Exercise requirements:
Gather from the listing below each line that includes the word "Instituto", and copy it.
start Entries shown
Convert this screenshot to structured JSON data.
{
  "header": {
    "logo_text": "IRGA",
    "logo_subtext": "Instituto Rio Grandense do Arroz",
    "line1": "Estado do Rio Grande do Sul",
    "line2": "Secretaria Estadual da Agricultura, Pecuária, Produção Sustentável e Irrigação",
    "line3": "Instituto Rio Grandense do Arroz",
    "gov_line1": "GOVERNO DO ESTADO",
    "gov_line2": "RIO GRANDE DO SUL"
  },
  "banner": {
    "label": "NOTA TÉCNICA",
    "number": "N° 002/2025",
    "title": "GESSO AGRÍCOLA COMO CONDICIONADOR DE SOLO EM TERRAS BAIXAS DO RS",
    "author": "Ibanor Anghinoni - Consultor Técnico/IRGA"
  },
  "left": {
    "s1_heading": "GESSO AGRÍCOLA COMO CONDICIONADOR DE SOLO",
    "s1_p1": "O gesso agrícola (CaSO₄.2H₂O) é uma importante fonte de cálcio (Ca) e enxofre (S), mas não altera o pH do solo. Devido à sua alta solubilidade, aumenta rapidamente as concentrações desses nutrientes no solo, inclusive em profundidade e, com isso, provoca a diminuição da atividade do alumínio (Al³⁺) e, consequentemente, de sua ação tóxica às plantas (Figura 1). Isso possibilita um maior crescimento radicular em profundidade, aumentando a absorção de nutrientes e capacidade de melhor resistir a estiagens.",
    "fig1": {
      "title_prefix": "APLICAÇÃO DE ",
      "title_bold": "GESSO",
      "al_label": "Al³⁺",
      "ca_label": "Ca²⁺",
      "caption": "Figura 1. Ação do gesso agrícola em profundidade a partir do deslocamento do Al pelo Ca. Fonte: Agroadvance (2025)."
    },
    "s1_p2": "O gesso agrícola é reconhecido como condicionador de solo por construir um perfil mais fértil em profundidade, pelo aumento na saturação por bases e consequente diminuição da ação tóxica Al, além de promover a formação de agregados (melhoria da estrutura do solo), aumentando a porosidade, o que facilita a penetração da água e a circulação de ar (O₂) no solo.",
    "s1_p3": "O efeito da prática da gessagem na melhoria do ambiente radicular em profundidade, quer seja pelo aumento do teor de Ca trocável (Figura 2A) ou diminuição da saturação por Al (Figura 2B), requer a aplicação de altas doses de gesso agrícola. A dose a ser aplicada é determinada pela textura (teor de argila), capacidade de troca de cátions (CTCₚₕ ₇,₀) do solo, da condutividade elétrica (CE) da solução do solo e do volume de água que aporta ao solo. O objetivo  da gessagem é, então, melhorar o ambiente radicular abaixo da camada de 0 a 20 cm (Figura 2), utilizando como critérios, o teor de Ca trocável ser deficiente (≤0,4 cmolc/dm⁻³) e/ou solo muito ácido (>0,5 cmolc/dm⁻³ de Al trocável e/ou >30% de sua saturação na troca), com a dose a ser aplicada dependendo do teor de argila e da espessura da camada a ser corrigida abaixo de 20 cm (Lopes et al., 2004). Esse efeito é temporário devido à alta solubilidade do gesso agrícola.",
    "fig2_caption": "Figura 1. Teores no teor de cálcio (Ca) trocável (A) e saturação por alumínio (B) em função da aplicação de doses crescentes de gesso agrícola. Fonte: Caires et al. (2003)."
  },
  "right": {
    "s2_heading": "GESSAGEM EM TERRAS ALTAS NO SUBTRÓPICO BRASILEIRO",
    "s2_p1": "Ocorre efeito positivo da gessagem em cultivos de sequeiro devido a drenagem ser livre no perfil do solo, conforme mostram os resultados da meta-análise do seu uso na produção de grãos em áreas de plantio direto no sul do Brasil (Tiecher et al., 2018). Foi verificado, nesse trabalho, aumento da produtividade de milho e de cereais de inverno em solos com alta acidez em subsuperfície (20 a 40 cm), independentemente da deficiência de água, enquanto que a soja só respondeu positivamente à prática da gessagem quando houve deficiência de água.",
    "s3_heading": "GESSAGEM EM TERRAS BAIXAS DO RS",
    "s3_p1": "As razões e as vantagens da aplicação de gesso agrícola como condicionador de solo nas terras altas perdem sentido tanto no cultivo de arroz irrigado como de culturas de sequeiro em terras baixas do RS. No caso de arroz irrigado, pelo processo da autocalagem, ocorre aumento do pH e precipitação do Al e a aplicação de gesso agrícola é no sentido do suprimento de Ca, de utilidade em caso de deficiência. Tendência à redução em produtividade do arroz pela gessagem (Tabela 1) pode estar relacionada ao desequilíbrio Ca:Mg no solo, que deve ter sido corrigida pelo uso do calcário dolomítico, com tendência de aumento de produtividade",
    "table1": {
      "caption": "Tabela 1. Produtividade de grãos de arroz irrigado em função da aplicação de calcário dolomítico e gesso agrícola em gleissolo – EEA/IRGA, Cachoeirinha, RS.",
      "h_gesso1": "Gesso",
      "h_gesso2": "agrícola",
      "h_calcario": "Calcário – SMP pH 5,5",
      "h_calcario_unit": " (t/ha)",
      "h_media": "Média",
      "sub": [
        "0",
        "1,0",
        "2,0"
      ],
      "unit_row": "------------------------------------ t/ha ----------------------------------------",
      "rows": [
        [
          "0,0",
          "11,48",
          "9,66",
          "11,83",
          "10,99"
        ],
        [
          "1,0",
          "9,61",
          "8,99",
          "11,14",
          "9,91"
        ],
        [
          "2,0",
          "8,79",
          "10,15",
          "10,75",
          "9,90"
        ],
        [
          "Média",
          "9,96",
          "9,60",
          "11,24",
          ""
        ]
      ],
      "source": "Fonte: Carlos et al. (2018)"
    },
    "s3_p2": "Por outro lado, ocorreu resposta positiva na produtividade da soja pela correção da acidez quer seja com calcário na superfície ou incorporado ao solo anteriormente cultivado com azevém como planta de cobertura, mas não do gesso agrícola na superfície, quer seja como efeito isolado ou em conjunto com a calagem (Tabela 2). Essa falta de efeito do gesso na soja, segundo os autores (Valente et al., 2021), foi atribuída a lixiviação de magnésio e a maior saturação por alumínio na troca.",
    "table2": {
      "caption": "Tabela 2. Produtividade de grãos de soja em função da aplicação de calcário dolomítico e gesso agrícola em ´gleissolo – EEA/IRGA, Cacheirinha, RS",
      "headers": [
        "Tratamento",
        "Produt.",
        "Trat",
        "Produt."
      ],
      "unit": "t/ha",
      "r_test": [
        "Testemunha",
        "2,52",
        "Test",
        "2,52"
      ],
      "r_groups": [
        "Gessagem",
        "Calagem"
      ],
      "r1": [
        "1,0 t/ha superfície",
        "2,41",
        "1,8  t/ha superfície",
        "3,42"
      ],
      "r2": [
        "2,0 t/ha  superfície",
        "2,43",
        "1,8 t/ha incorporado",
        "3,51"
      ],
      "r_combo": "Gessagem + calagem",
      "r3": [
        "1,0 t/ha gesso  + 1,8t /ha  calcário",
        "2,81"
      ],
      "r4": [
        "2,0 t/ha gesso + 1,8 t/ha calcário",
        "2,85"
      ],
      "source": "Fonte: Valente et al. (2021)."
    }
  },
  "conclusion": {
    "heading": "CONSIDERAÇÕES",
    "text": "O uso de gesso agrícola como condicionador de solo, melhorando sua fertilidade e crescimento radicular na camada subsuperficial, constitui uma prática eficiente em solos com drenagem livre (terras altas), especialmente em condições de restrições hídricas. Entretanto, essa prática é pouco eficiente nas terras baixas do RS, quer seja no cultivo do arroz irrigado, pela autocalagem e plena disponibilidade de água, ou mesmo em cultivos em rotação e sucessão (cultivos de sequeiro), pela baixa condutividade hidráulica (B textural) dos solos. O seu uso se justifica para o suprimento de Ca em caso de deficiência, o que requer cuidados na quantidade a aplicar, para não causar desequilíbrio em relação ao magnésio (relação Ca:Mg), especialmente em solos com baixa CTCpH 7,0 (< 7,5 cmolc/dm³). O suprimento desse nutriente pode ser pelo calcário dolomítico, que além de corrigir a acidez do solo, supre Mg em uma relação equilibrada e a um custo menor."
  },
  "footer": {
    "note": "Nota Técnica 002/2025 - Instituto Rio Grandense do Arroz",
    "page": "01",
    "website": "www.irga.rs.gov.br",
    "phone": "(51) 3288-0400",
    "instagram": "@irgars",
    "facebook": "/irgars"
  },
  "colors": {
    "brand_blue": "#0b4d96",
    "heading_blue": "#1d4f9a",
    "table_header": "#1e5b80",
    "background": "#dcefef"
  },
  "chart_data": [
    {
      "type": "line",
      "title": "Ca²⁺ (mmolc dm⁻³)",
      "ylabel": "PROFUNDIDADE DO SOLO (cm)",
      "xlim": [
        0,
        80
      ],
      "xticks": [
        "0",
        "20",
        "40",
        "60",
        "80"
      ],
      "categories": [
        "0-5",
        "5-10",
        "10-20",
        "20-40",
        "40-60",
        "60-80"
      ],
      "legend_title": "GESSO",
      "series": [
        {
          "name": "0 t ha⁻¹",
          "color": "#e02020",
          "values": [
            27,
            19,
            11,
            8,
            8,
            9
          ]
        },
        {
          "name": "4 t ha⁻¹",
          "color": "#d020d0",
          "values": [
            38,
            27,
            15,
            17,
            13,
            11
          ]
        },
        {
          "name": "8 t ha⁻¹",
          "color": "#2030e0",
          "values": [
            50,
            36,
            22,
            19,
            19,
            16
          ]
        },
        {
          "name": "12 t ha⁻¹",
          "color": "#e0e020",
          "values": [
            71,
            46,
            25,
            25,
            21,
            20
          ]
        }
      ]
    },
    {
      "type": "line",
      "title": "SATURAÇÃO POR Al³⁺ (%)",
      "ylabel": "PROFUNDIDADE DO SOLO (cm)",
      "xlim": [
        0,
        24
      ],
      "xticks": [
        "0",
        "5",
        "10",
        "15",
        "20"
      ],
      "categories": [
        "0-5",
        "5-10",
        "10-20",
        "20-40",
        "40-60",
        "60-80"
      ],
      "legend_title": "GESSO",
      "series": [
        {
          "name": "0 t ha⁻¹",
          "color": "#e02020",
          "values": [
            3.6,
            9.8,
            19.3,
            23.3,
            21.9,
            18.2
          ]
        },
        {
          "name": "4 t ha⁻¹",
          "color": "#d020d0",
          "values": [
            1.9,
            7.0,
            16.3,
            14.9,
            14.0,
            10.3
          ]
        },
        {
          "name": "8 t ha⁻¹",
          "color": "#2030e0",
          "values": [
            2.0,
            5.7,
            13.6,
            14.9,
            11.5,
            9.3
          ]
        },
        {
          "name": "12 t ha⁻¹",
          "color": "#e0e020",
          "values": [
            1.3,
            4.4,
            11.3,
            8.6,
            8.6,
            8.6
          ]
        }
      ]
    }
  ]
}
end Entries shown
Correct answer:
    "logo_subtext": "Instituto Rio Grandense do Arroz",
    "line3": "Instituto Rio Grandense do Arroz",
    "note": "Nota Técnica 002/2025 - Instituto Rio Grandense do Arroz",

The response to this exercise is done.